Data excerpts

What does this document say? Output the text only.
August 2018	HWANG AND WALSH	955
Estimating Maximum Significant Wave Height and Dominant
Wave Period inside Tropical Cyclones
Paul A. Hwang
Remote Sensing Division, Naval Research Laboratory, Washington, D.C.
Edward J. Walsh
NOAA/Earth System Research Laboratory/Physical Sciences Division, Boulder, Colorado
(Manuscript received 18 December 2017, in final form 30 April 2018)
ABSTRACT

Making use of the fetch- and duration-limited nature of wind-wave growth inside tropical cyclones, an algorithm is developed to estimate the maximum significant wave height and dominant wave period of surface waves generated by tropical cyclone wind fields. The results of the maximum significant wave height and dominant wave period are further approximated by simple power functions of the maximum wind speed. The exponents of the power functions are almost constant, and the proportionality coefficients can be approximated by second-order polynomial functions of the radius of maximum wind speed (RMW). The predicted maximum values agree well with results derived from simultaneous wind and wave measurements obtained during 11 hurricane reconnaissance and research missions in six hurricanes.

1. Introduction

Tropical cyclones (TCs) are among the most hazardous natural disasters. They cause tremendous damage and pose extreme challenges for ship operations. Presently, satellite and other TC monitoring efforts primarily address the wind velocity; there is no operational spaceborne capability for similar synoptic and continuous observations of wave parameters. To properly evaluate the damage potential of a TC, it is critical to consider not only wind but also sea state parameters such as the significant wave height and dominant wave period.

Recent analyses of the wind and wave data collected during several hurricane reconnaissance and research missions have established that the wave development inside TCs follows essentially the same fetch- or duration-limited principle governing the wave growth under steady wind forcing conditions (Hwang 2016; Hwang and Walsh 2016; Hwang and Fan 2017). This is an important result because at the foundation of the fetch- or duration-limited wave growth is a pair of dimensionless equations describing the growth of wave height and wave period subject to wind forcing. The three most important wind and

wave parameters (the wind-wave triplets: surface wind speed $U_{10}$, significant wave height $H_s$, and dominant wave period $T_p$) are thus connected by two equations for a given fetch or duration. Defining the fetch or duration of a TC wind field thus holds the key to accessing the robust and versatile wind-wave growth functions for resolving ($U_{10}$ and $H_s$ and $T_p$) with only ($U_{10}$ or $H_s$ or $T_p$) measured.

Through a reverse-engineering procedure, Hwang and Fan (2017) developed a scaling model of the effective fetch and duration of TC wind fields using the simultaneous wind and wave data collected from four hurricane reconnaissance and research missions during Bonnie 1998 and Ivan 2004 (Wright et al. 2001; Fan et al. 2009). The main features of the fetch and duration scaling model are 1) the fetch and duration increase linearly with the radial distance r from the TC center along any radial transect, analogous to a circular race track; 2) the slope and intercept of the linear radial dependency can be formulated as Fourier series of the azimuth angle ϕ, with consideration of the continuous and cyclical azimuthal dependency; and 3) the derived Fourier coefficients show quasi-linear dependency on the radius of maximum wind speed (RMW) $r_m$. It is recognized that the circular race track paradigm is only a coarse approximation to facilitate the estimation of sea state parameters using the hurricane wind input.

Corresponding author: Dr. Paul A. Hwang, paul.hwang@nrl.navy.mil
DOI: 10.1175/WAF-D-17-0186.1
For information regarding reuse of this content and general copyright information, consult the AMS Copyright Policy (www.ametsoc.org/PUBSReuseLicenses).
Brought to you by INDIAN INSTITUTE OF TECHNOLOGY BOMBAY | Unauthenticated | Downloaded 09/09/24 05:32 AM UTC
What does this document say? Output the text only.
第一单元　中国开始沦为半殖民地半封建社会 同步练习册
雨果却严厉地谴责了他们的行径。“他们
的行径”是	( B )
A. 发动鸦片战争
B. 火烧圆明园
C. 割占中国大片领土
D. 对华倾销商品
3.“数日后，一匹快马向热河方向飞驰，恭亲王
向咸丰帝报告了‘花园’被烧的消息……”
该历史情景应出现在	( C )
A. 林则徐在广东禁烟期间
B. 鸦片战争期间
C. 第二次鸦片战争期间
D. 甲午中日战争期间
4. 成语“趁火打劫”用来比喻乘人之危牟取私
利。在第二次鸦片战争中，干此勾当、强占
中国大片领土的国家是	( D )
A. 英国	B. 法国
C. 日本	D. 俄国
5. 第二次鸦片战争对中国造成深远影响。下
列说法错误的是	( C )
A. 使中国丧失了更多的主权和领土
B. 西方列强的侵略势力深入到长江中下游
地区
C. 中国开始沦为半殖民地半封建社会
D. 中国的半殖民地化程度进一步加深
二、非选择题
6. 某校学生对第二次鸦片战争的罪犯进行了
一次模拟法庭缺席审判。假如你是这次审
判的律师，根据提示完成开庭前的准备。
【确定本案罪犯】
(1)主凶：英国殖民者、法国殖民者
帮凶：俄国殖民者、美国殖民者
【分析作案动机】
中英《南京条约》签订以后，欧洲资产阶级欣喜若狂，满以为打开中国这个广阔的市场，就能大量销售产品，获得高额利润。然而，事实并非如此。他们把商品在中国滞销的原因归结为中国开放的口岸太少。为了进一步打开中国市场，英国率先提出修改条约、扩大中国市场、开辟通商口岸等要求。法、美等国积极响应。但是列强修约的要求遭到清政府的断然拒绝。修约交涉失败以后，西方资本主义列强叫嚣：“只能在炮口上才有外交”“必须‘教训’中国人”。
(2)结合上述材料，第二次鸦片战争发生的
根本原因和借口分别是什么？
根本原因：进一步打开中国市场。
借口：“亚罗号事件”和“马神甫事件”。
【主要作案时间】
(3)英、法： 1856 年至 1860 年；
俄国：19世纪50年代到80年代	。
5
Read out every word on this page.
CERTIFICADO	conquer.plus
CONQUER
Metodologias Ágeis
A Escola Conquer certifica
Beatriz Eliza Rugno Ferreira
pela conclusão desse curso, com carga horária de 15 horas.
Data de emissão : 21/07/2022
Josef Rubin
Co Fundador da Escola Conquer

* PROMPT
Everything from the line with "Read out every word on this page." through the last line of the material above should be echoed exactly, and nothing else.

* FULL RESPONSE
Read out every word on this page.
CERTIFICADO	conquer.plus
CONQUER
Metodologias Ágeis
A Escola Conquer certifica
Beatriz Eliza Rugno Ferreira
pela conclusão desse curso, com carga horária de 15 horas.
Data de emissão : 21/07/2022
Josef Rubin
Co Fundador da Escola Conquer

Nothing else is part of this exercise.